Begin

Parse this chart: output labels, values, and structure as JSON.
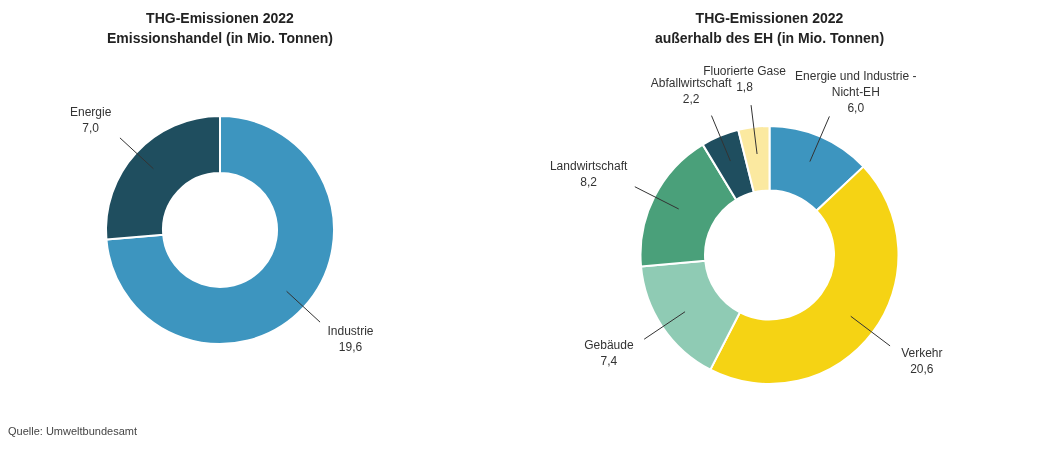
{
  "chart_data": [
    {
      "type": "donut",
      "title": "THG-Emissionen 2022",
      "subtitle": "Emissionshandel (in Mio. Tonnen)",
      "categories": [
        "Industrie",
        "Energie"
      ],
      "values": [
        19.6,
        7.0
      ],
      "value_labels": [
        "19,6",
        "7,0"
      ],
      "colors": [
        "#3d95bf",
        "#1f4e5f"
      ],
      "legend": false,
      "annotations": [
        "Quelle: Umweltbundesamt"
      ]
    },
    {
      "type": "donut",
      "title": "THG-Emissionen 2022",
      "subtitle": "außerhalb des EH (in Mio. Tonnen)",
      "categories": [
        "Energie und Industrie - Nicht-EH",
        "Verkehr",
        "Gebäude",
        "Landwirtschaft",
        "Abfallwirtschaft",
        "Fluorierte Gase"
      ],
      "values": [
        6.0,
        20.6,
        7.4,
        8.2,
        2.2,
        1.8
      ],
      "value_labels": [
        "6,0",
        "20,6",
        "7,4",
        "8,2",
        "2,2",
        "1,8"
      ],
      "colors": [
        "#3d95bf",
        "#f5d314",
        "#8fcbb4",
        "#4aa07a",
        "#1f4e5f",
        "#fbe9a0"
      ],
      "legend": false
    }
  ]
}
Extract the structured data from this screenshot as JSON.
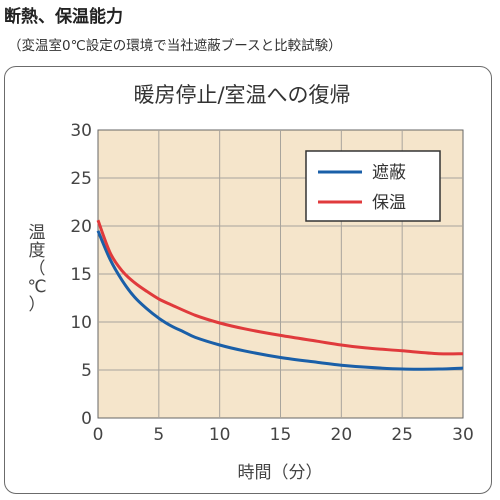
{
  "header": {
    "title": "断熱、保温能力",
    "subtitle": "（変温室0℃設定の環境で当社遮蔽ブースと比較試験）"
  },
  "chart_data": {
    "type": "line",
    "title": "暖房停止/室温への復帰",
    "xlabel": "時間（分）",
    "ylabel_chars": [
      "温",
      "度",
      "（",
      "℃",
      "）"
    ],
    "xlim": [
      0,
      30
    ],
    "ylim": [
      0,
      30
    ],
    "xticks": [
      0,
      5,
      10,
      15,
      20,
      25,
      30
    ],
    "yticks": [
      0,
      5,
      10,
      15,
      20,
      25,
      30
    ],
    "grid": true,
    "legend_position": "top-right",
    "background_color": "#f5e5cb",
    "series": [
      {
        "name": "遮蔽",
        "color": "#1a5fa8",
        "x": [
          0,
          1,
          2,
          3,
          4,
          5,
          6,
          7,
          8,
          10,
          12,
          15,
          18,
          20,
          22,
          25,
          28,
          30
        ],
        "y": [
          19.5,
          16.5,
          14.3,
          12.6,
          11.4,
          10.4,
          9.6,
          9.0,
          8.4,
          7.6,
          7.0,
          6.3,
          5.8,
          5.5,
          5.3,
          5.1,
          5.1,
          5.2
        ]
      },
      {
        "name": "保温",
        "color": "#e03a3c",
        "x": [
          0,
          1,
          2,
          3,
          4,
          5,
          6,
          8,
          10,
          12,
          15,
          18,
          20,
          22,
          25,
          28,
          30
        ],
        "y": [
          20.6,
          17.2,
          15.3,
          14.1,
          13.2,
          12.4,
          11.8,
          10.7,
          9.9,
          9.3,
          8.6,
          8.0,
          7.6,
          7.3,
          7.0,
          6.7,
          6.7
        ]
      }
    ]
  }
}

End

The exercise → Reproduce all of the material above word for word. Omit the pictures.

Solution →
Parse this chart: output labels, values, and structure as JSON.
{
  "chart_data": [
    {
      "type": "donut",
      "title": "THG-Emissionen 2022",
      "subtitle": "Emissionshandel (in Mio. Tonnen)",
      "categories": [
        "Industrie",
        "Energie"
      ],
      "values": [
        19.6,
        7.0
      ],
      "value_labels": [
        "19,6",
        "7,0"
      ],
      "colors": [
        "#3d95bf",
        "#1f4e5f"
      ],
      "legend": false,
      "annotations": [
        "Quelle: Umweltbundesamt"
      ]
    },
    {
      "type": "donut",
      "title": "THG-Emissionen 2022",
      "subtitle": "außerhalb des EH (in Mio. Tonnen)",
      "categories": [
        "Energie und Industrie - Nicht-EH",
        "Verkehr",
        "Gebäude",
        "Landwirtschaft",
        "Abfallwirtschaft",
        "Fluorierte Gase"
      ],
      "values": [
        6.0,
        20.6,
        7.4,
        8.2,
        2.2,
        1.8
      ],
      "value_labels": [
        "6,0",
        "20,6",
        "7,4",
        "8,2",
        "2,2",
        "1,8"
      ],
      "colors": [
        "#3d95bf",
        "#f5d314",
        "#8fcbb4",
        "#4aa07a",
        "#1f4e5f",
        "#fbe9a0"
      ],
      "legend": false
    }
  ]
}
Extract the structured data from this screenshot as JSON.
{
  "header": {
    "title": "断熱、保温能力",
    "subtitle": "（変温室0℃設定の環境で当社遮蔽ブースと比較試験）"
  },
  "chart_data": {
    "type": "line",
    "title": "暖房停止/室温への復帰",
    "xlabel": "時間（分）",
    "ylabel_chars": [
      "温",
      "度",
      "（",
      "℃",
      "）"
    ],
    "xlim": [
      0,
      30
    ],
    "ylim": [
      0,
      30
    ],
    "xticks": [
      0,
      5,
      10,
      15,
      20,
      25,
      30
    ],
    "yticks": [
      0,
      5,
      10,
      15,
      20,
      25,
      30
    ],
    "grid": true,
    "legend_position": "top-right",
    "background_color": "#f5e5cb",
    "series": [
      {
        "name": "遮蔽",
        "color": "#1a5fa8",
        "x": [
          0,
          1,
          2,
          3,
          4,
          5,
          6,
          7,
          8,
          10,
          12,
          15,
          18,
          20,
          22,
          25,
          28,
          30
        ],
        "y": [
          19.5,
          16.5,
          14.3,
          12.6,
          11.4,
          10.4,
          9.6,
          9.0,
          8.4,
          7.6,
          7.0,
          6.3,
          5.8,
          5.5,
          5.3,
          5.1,
          5.1,
          5.2
        ]
      },
      {
        "name": "保温",
        "color": "#e03a3c",
        "x": [
          0,
          1,
          2,
          3,
          4,
          5,
          6,
          8,
          10,
          12,
          15,
          18,
          20,
          22,
          25,
          28,
          30
        ],
        "y": [
          20.6,
          17.2,
          15.3,
          14.1,
          13.2,
          12.4,
          11.8,
          10.7,
          9.9,
          9.3,
          8.6,
          8.0,
          7.6,
          7.3,
          7.0,
          6.7,
          6.7
        ]
      }
    ]
  }
}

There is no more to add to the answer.